:: DATA SHOWN ::

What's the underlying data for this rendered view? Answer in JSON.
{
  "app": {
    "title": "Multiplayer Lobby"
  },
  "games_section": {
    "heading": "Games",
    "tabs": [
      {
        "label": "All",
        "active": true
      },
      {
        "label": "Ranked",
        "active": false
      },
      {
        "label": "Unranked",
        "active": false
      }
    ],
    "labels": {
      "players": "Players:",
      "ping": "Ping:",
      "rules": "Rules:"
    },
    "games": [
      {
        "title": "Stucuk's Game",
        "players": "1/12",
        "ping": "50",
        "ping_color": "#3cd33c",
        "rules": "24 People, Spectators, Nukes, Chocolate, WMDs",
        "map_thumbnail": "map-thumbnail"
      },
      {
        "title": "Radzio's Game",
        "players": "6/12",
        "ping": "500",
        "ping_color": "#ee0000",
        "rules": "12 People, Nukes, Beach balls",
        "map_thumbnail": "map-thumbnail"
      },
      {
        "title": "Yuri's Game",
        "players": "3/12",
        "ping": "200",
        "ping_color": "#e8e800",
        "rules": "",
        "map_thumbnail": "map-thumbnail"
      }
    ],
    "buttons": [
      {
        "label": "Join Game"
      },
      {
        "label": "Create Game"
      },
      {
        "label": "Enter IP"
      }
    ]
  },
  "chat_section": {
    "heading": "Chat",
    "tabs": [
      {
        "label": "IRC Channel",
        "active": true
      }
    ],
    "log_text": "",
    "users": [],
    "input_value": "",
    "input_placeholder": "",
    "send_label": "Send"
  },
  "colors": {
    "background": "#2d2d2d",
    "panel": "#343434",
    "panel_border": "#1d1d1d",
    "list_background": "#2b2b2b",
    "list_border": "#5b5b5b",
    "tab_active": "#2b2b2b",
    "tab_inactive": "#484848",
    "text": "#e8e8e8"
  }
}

:::

## GIVEN TASK
Identify the lines of the data that contain the word "rules". Copy each of them.

## EXERCISE RESULT
      "rules": "Rules:"
        "rules": "24 People, Spectators, Nukes, Chocolate, WMDs",
        "rules": "12 People, Nukes, Beach balls",
        "rules": "",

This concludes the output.